#### Exercise aim:
Swap "Total Profit" for "Net Profit" and write out again the stretch from the line containing "x-tick-label: 397 (590, 392, 602, 410)" through the line containing "x-tick-label: 229 (365, 392, 377, 410)", leaving everything else unchanged.

— start of The data —

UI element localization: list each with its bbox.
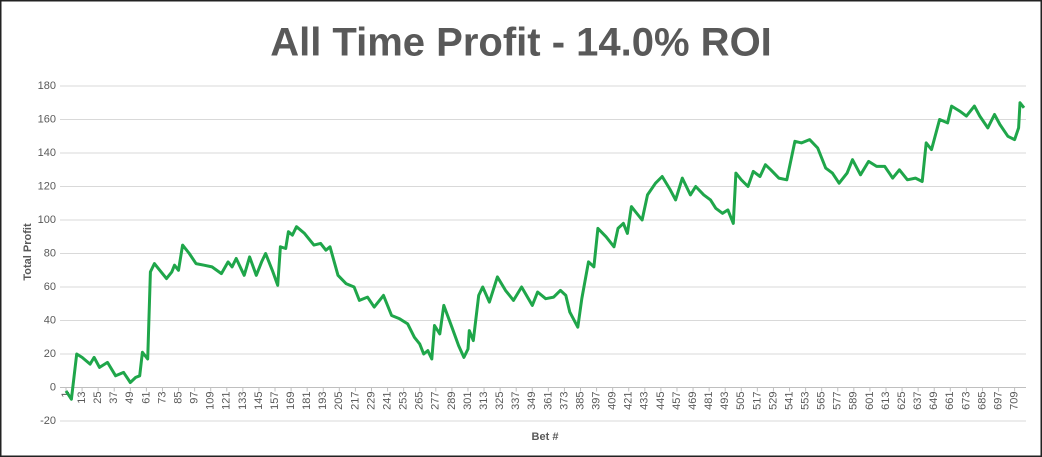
x-tick-label: 397 (590, 392, 602, 410)
x-tick-label: 661 (944, 392, 956, 410)
x-tick-label: 589 (848, 392, 860, 410)
x-tick-label: 169 (285, 392, 297, 410)
x-tick-label: 577 (832, 392, 844, 410)
x-tick-label: 349 (526, 392, 538, 410)
x-tick-label: 205 (333, 392, 345, 410)
x-tick-label: 553 (800, 392, 812, 410)
x-tick-label: 373 (558, 392, 570, 410)
x-tick-label: 493 (719, 392, 731, 410)
x-tick-label: 601 (864, 392, 876, 410)
y-axis-label: Total Profit (22, 223, 34, 281)
x-tick-label: 685 (976, 392, 988, 410)
x-tick-label: 505 (735, 392, 747, 410)
x-tick-label: 37 (108, 392, 120, 404)
x-tick-label: 121 (221, 392, 233, 410)
x-tick-label: 49 (124, 392, 136, 404)
y-tick-label: 140 (38, 147, 56, 159)
x-tick-label: 241 (381, 392, 393, 410)
data-line (64, 101, 1026, 401)
x-tick-label: 385 (574, 392, 586, 410)
x-tick-label: 265 (414, 392, 426, 410)
x-tick-label: 649 (928, 392, 940, 410)
x-tick-label: 481 (703, 392, 715, 410)
x-tick-label: 613 (880, 392, 892, 410)
x-tick-label: 313 (478, 392, 490, 410)
x-tick-label: 565 (816, 392, 828, 410)
x-tick-label: 61 (140, 392, 152, 404)
x-tick-label: 625 (896, 392, 908, 410)
x-tick-label: 277 (430, 392, 442, 410)
x-tick-label: 229 (365, 392, 377, 410)
y-tick-label: 60 (44, 281, 56, 293)
x-tick-label: 469 (687, 392, 699, 410)
x-tick-label: 157 (269, 392, 281, 410)
x-tick-label: 637 (912, 392, 924, 410)
x-tick-label: 409 (607, 392, 619, 410)
x-tick-label: 421 (623, 392, 635, 410)
x-tick-label: 541 (783, 392, 795, 410)
x-tick-label: 73 (156, 392, 168, 404)
x-tick-label: 25 (92, 392, 104, 404)
x-tick-label: 529 (767, 392, 779, 410)
x-tick-label: 445 (655, 392, 667, 410)
x-tick-label: 301 (462, 392, 474, 410)
x-tick-label: 289 (446, 392, 458, 410)
x-tick-label: 457 (671, 392, 683, 410)
y-tick-label: 0 (50, 381, 56, 393)
x-tick-label: 133 (237, 392, 249, 410)
y-tick-label: 80 (44, 247, 56, 259)
x-tick-label: 253 (398, 392, 410, 410)
x-tick-label: 433 (639, 392, 651, 410)
x-tick-label: 697 (992, 392, 1004, 410)
y-tick-label: 180 (38, 80, 56, 92)
x-tick-label: 193 (317, 392, 329, 410)
x-tick-label: 325 (494, 392, 506, 410)
y-tick-label: 160 (38, 113, 56, 125)
x-tick-label: 145 (253, 392, 265, 410)
x-tick-label: 181 (301, 392, 313, 410)
chart-title: All Time Profit - 14.0% ROI (270, 21, 772, 65)
y-tick-label: -20 (40, 415, 56, 427)
x-tick-label: 85 (172, 392, 184, 404)
x-axis-label: Bet # (532, 431, 559, 443)
x-tick-label: 361 (542, 392, 554, 410)
x-tick-label: 709 (1009, 392, 1021, 410)
y-tick-label: 40 (44, 314, 56, 326)
x-tick-label: 109 (205, 392, 217, 410)
x-tick-label: 97 (189, 392, 201, 404)
x-tick-label: 217 (349, 392, 361, 410)
x-tick-label: 673 (960, 392, 972, 410)
x-tick-label: 13 (76, 392, 88, 404)
y-tick-label: 120 (38, 180, 56, 192)
y-tick-label: 100 (38, 214, 56, 226)
x-tick-label: 337 (510, 392, 522, 410)
x-tick-label: 517 (751, 392, 763, 410)
y-tick-label: 20 (44, 348, 56, 360)
x-tick-label: 1 (60, 392, 72, 398)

— end of The data —

#### Task solution:
x-tick-label: 397 (590, 392, 602, 410)
x-tick-label: 661 (944, 392, 956, 410)
x-tick-label: 589 (848, 392, 860, 410)
x-tick-label: 169 (285, 392, 297, 410)
x-tick-label: 577 (832, 392, 844, 410)
x-tick-label: 349 (526, 392, 538, 410)
x-tick-label: 205 (333, 392, 345, 410)
x-tick-label: 553 (800, 392, 812, 410)
x-tick-label: 373 (558, 392, 570, 410)
x-tick-label: 493 (719, 392, 731, 410)
x-tick-label: 601 (864, 392, 876, 410)
y-axis-label: Net Profit (22, 223, 34, 281)
x-tick-label: 685 (976, 392, 988, 410)
x-tick-label: 505 (735, 392, 747, 410)
x-tick-label: 37 (108, 392, 120, 404)
x-tick-label: 121 (221, 392, 233, 410)
x-tick-label: 49 (124, 392, 136, 404)
y-tick-label: 140 (38, 147, 56, 159)
x-tick-label: 241 (381, 392, 393, 410)
data-line (64, 101, 1026, 401)
x-tick-label: 385 (574, 392, 586, 410)
x-tick-label: 265 (414, 392, 426, 410)
x-tick-label: 649 (928, 392, 940, 410)
x-tick-label: 481 (703, 392, 715, 410)
x-tick-label: 613 (880, 392, 892, 410)
x-tick-label: 313 (478, 392, 490, 410)
x-tick-label: 565 (816, 392, 828, 410)
x-tick-label: 61 (140, 392, 152, 404)
x-tick-label: 625 (896, 392, 908, 410)
x-tick-label: 277 (430, 392, 442, 410)
x-tick-label: 229 (365, 392, 377, 410)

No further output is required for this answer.